**STATED GOAL:**
Copy each line of the records below word for word and in the same order.

>> START

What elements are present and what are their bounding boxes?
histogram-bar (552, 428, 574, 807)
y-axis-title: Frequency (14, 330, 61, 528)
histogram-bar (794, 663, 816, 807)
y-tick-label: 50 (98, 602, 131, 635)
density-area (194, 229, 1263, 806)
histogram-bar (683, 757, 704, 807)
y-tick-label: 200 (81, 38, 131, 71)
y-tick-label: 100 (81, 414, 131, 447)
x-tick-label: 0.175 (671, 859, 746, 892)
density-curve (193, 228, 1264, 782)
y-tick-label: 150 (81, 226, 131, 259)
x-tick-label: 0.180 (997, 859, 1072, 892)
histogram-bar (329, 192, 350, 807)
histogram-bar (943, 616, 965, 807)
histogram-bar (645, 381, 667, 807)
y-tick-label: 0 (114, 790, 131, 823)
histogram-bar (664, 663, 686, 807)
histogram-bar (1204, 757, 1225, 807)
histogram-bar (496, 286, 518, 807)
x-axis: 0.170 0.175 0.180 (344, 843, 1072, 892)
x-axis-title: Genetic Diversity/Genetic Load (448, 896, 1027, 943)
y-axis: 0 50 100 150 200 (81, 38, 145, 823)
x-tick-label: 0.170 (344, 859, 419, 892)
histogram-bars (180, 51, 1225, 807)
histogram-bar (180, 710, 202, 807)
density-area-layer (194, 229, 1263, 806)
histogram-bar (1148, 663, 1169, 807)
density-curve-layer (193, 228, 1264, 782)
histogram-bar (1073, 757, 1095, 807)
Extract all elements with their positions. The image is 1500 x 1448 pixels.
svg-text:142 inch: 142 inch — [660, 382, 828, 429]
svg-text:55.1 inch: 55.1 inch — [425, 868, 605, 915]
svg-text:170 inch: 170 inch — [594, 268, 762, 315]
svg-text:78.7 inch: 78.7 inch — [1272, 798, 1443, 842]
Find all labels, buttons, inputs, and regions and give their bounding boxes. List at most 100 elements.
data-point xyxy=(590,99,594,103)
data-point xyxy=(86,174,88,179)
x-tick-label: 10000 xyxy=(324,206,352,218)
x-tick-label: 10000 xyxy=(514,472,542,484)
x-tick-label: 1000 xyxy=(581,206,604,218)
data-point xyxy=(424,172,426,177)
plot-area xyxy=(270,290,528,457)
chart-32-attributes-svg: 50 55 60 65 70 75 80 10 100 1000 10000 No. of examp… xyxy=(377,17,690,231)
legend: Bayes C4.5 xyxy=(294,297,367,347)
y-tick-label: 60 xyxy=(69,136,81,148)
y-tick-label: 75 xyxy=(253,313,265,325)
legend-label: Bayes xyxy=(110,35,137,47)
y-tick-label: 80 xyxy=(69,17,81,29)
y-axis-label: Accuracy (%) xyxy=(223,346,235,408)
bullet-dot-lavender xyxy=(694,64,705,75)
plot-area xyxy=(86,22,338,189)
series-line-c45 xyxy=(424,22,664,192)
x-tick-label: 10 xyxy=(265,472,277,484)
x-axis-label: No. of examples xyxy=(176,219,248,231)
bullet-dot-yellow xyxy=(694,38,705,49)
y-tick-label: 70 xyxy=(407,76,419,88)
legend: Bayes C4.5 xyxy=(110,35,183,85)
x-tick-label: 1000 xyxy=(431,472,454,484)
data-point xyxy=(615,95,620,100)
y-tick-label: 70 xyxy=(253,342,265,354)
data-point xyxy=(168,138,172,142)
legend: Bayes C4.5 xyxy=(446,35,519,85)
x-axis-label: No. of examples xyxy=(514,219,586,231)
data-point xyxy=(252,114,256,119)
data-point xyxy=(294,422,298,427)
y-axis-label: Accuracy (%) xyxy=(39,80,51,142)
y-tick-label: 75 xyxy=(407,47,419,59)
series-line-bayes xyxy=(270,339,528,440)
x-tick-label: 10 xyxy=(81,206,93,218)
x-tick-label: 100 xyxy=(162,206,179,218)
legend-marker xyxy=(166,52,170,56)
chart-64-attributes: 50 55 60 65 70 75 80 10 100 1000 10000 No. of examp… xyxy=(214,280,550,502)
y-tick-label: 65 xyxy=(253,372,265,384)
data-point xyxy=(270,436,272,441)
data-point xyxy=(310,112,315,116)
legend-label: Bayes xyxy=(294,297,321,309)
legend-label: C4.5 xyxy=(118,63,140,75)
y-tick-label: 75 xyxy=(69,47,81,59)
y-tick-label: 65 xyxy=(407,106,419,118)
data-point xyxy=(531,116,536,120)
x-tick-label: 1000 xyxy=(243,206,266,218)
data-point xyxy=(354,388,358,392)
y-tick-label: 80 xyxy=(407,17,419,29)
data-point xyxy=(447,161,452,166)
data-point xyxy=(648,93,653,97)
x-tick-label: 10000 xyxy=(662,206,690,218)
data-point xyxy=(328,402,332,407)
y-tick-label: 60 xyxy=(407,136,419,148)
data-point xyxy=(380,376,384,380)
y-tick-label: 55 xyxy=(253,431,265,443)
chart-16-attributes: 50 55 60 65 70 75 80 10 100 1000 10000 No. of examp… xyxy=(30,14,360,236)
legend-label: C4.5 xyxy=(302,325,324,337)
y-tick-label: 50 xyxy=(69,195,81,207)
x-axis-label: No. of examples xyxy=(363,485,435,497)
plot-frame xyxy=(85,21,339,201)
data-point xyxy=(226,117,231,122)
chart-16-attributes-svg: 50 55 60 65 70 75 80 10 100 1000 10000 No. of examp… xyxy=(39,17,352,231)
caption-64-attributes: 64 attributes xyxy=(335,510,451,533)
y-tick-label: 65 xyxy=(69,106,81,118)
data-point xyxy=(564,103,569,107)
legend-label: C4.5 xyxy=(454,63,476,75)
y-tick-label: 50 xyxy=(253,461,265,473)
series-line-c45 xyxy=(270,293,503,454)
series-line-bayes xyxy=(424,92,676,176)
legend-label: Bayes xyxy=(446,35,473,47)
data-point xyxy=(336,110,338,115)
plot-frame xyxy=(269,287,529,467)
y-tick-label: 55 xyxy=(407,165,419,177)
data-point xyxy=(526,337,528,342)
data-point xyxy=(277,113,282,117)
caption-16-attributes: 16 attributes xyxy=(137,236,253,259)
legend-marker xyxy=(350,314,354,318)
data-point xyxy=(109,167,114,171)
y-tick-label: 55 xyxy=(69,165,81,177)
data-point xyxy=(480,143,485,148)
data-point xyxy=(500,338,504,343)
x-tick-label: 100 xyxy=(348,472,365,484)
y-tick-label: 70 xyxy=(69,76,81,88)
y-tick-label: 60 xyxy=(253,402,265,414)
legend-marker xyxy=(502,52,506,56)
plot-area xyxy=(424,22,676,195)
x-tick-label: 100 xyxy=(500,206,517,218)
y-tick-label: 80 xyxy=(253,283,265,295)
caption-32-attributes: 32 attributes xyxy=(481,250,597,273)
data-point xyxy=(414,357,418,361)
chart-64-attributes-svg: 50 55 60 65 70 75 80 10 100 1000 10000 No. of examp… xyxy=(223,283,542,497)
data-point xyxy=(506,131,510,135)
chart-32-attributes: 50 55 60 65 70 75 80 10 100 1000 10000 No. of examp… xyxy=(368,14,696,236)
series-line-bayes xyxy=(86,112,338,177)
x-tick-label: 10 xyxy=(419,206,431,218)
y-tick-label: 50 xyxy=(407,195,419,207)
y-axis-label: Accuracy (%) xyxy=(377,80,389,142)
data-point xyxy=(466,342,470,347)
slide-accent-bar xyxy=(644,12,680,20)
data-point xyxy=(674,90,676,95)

>> END

**TASK ANSWER:**
What elements are present and what are their bounding boxes?
histogram-bar (552, 428, 574, 807)
y-axis-title: Frequency (14, 330, 61, 528)
histogram-bar (794, 663, 816, 807)
y-tick-label: 50 (98, 602, 131, 635)
density-area (194, 229, 1263, 806)
histogram-bar (683, 757, 704, 807)
y-tick-label: 200 (81, 38, 131, 71)
y-tick-label: 100 (81, 414, 131, 447)
x-tick-label: 0.175 (671, 859, 746, 892)
density-curve (193, 228, 1264, 782)
y-tick-label: 150 (81, 226, 131, 259)
x-tick-label: 0.180 (997, 859, 1072, 892)
histogram-bar (329, 192, 350, 807)
histogram-bar (943, 616, 965, 807)
histogram-bar (645, 381, 667, 807)
y-tick-label: 0 (114, 790, 131, 823)
histogram-bar (664, 663, 686, 807)
histogram-bar (1204, 757, 1225, 807)
histogram-bar (496, 286, 518, 807)
x-axis: 0.170 0.175 0.180 (344, 843, 1072, 892)
x-axis-title: Genetic Diversity/Genetic Load (448, 896, 1027, 943)
y-axis: 0 50 100 150 200 (81, 38, 145, 823)
x-tick-label: 0.170 (344, 859, 419, 892)
histogram-bars (180, 51, 1225, 807)
histogram-bar (180, 710, 202, 807)
density-area-layer (194, 229, 1263, 806)
histogram-bar (1148, 663, 1169, 807)
density-curve-layer (193, 228, 1264, 782)
histogram-bar (1073, 757, 1095, 807)
Extract all elements with their positions. The image is 1500 x 1448 pixels.
svg-text:142 inch: 142 inch — [660, 382, 828, 429]
svg-text:55.1 inch: 55.1 inch — [425, 868, 605, 915]
svg-text:170 inch: 170 inch — [594, 268, 762, 315]
svg-text:78.7 inch: 78.7 inch — [1272, 798, 1443, 842]
Find all labels, buttons, inputs, and regions and give their bounding boxes. List at most 100 elements.
data-point xyxy=(590,99,594,103)
data-point xyxy=(86,174,88,179)
x-tick-label: 10000 xyxy=(324,206,352,218)
x-tick-label: 10000 xyxy=(514,472,542,484)
x-tick-label: 1000 xyxy=(581,206,604,218)
data-point xyxy=(424,172,426,177)
plot-area xyxy=(270,290,528,457)
chart-32-attributes-svg: 50 55 60 65 70 75 80 10 100 1000 10000 No. of examp… xyxy=(377,17,690,231)
legend: Bayes C4.5 xyxy=(294,297,367,347)
y-tick-label: 60 xyxy=(69,136,81,148)
y-tick-label: 75 xyxy=(253,313,265,325)
legend-label: Bayes xyxy=(110,35,137,47)
y-tick-label: 80 xyxy=(69,17,81,29)
y-axis-label: Accuracy (%) xyxy=(223,346,235,408)
bullet-dot-lavender xyxy=(694,64,705,75)
plot-area xyxy=(86,22,338,189)
series-line-c45 xyxy=(424,22,664,192)
x-tick-label: 10 xyxy=(265,472,277,484)
x-axis-label: No. of examples xyxy=(176,219,248,231)
bullet-dot-yellow xyxy=(694,38,705,49)
y-tick-label: 70 xyxy=(407,76,419,88)
legend: Bayes C4.5 xyxy=(110,35,183,85)
x-tick-label: 1000 xyxy=(431,472,454,484)
data-point xyxy=(615,95,620,100)
y-tick-label: 70 xyxy=(253,342,265,354)
data-point xyxy=(168,138,172,142)
legend: Bayes C4.5 xyxy=(446,35,519,85)
x-axis-label: No. of examples xyxy=(514,219,586,231)
data-point xyxy=(252,114,256,119)
data-point xyxy=(294,422,298,427)
y-axis-label: Accuracy (%) xyxy=(39,80,51,142)
y-tick-label: 75 xyxy=(407,47,419,59)
series-line-bayes xyxy=(270,339,528,440)
x-tick-label: 10 xyxy=(81,206,93,218)
x-tick-label: 100 xyxy=(162,206,179,218)
legend-marker xyxy=(166,52,170,56)
chart-64-attributes: 50 55 60 65 70 75 80 10 100 1000 10000 No. of examp… xyxy=(214,280,550,502)
y-tick-label: 65 xyxy=(253,372,265,384)
data-point xyxy=(270,436,272,441)
data-point xyxy=(310,112,315,116)
legend-label: Bayes xyxy=(294,297,321,309)
legend-label: C4.5 xyxy=(118,63,140,75)
y-tick-label: 75 xyxy=(69,47,81,59)
y-tick-label: 65 xyxy=(407,106,419,118)
data-point xyxy=(531,116,536,120)
x-tick-label: 1000 xyxy=(243,206,266,218)
data-point xyxy=(354,388,358,392)
y-tick-label: 80 xyxy=(407,17,419,29)
data-point xyxy=(447,161,452,166)
data-point xyxy=(648,93,653,97)
x-tick-label: 10000 xyxy=(662,206,690,218)
data-point xyxy=(328,402,332,407)
y-tick-label: 60 xyxy=(407,136,419,148)
data-point xyxy=(380,376,384,380)
y-tick-label: 55 xyxy=(253,431,265,443)
chart-16-attributes: 50 55 60 65 70 75 80 10 100 1000 10000 No. of examp… xyxy=(30,14,360,236)
legend-label: C4.5 xyxy=(302,325,324,337)
y-tick-label: 50 xyxy=(69,195,81,207)
x-axis-label: No. of examples xyxy=(363,485,435,497)
plot-frame xyxy=(85,21,339,201)
data-point xyxy=(226,117,231,122)
chart-16-attributes-svg: 50 55 60 65 70 75 80 10 100 1000 10000 No. of examp… xyxy=(39,17,352,231)
caption-64-attributes: 64 attributes xyxy=(335,510,451,533)
y-tick-label: 65 xyxy=(69,106,81,118)
data-point xyxy=(564,103,569,107)
legend-label: C4.5 xyxy=(454,63,476,75)
y-tick-label: 50 xyxy=(253,461,265,473)
series-line-c45 xyxy=(270,293,503,454)
series-line-bayes xyxy=(424,92,676,176)
legend-label: Bayes xyxy=(446,35,473,47)
data-point xyxy=(336,110,338,115)
plot-frame xyxy=(269,287,529,467)
y-tick-label: 55 xyxy=(407,165,419,177)
data-point xyxy=(526,337,528,342)
data-point xyxy=(277,113,282,117)
caption-16-attributes: 16 attributes xyxy=(137,236,253,259)
legend-marker xyxy=(350,314,354,318)
data-point xyxy=(109,167,114,171)
y-tick-label: 55 xyxy=(69,165,81,177)
data-point xyxy=(480,143,485,148)
data-point xyxy=(500,338,504,343)
x-tick-label: 100 xyxy=(348,472,365,484)
y-tick-label: 70 xyxy=(69,76,81,88)
y-tick-label: 60 xyxy=(253,402,265,414)
legend-marker xyxy=(502,52,506,56)
plot-area xyxy=(424,22,676,195)
x-tick-label: 100 xyxy=(500,206,517,218)
y-tick-label: 80 xyxy=(253,283,265,295)
caption-32-attributes: 32 attributes xyxy=(481,250,597,273)
data-point xyxy=(414,357,418,361)
chart-64-attributes-svg: 50 55 60 65 70 75 80 10 100 1000 10000 No. of examp… xyxy=(223,283,542,497)
data-point xyxy=(506,131,510,135)
chart-32-attributes: 50 55 60 65 70 75 80 10 100 1000 10000 No. of examp… xyxy=(368,14,696,236)
series-line-bayes xyxy=(86,112,338,177)
x-tick-label: 10 xyxy=(419,206,431,218)
y-tick-label: 50 xyxy=(407,195,419,207)
y-axis-label: Accuracy (%) xyxy=(377,80,389,142)
data-point xyxy=(466,342,470,347)
slide-accent-bar xyxy=(644,12,680,20)
data-point xyxy=(674,90,676,95)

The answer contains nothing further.